## DIRECTIONS
Gather the lines from the material that contain "args".
++++++
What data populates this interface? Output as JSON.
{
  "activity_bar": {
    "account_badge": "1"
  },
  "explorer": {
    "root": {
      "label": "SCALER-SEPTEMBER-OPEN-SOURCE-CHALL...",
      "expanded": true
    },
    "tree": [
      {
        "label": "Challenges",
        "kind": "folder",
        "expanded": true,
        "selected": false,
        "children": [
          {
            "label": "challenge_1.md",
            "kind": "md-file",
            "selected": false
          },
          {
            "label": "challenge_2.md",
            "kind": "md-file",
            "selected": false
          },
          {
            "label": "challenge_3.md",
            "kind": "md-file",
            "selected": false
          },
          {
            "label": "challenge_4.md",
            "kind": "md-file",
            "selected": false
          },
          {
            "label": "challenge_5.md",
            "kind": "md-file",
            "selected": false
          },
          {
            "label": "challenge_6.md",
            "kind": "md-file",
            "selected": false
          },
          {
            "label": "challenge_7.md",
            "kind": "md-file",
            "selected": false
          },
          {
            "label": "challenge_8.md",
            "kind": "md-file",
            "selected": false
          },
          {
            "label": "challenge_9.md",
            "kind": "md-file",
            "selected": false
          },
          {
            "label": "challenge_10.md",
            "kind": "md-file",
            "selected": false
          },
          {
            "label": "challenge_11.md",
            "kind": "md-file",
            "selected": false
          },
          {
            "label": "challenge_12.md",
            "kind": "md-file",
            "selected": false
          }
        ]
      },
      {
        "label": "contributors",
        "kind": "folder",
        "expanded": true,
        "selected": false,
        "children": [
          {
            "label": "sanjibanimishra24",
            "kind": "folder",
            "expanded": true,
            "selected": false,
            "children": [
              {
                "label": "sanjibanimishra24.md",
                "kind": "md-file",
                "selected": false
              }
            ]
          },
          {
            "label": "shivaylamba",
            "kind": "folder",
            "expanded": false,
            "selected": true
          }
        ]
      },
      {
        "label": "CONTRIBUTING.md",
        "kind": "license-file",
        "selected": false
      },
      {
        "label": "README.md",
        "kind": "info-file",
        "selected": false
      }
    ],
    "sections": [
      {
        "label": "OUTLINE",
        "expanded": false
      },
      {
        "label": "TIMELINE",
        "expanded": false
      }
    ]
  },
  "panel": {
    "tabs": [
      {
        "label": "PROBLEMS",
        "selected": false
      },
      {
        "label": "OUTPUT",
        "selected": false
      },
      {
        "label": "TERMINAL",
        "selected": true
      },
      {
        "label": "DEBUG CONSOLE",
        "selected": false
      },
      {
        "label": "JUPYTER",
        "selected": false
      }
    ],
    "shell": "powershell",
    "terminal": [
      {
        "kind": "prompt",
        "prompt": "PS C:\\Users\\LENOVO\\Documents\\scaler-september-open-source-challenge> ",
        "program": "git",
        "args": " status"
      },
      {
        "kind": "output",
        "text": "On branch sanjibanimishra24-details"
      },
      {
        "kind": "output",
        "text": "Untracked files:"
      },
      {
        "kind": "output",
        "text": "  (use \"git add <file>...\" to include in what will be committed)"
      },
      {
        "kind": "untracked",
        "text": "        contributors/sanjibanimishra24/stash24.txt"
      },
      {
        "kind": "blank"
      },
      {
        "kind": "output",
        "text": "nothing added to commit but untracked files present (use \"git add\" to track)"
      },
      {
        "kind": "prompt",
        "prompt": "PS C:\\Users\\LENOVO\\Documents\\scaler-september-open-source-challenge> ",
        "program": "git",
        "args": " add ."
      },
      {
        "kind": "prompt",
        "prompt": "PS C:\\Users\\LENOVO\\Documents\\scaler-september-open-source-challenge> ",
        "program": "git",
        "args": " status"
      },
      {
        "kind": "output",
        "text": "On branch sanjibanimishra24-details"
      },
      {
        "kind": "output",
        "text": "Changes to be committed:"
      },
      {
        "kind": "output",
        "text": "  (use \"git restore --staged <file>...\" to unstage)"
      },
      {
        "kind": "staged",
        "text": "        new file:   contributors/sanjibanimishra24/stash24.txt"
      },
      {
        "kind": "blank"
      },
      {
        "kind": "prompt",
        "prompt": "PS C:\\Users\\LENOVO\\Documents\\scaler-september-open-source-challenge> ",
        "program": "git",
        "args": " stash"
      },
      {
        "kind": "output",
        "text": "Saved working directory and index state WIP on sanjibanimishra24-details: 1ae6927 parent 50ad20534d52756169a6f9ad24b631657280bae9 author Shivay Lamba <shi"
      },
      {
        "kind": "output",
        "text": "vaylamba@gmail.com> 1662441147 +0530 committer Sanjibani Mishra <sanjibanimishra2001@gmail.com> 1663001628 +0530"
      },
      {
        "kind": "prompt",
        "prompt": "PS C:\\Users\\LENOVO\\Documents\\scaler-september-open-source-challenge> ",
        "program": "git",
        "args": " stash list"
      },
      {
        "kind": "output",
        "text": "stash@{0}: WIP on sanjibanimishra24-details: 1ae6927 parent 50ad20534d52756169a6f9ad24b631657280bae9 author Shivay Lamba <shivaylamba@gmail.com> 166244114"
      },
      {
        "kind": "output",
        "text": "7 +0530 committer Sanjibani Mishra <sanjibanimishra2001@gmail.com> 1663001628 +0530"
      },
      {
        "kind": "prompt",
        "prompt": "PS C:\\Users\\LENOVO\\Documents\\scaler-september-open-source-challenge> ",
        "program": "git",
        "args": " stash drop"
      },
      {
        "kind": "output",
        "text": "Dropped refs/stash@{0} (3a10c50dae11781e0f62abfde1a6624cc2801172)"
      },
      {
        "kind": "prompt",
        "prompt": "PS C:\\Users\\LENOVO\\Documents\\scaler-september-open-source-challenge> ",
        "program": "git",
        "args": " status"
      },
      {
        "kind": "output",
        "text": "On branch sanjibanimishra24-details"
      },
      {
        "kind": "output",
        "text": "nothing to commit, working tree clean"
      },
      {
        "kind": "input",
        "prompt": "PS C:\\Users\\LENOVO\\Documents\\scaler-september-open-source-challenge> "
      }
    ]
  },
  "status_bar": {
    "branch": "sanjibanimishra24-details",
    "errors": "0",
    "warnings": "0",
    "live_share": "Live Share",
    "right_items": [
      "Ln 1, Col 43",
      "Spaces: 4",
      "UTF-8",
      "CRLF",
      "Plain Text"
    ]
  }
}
++++++
## IN RESPONSE
        "args": " status"
        "args": " add ."
        "args": " status"
        "args": " stash"
        "args": " stash list"
        "args": " stash drop"
        "args": " status"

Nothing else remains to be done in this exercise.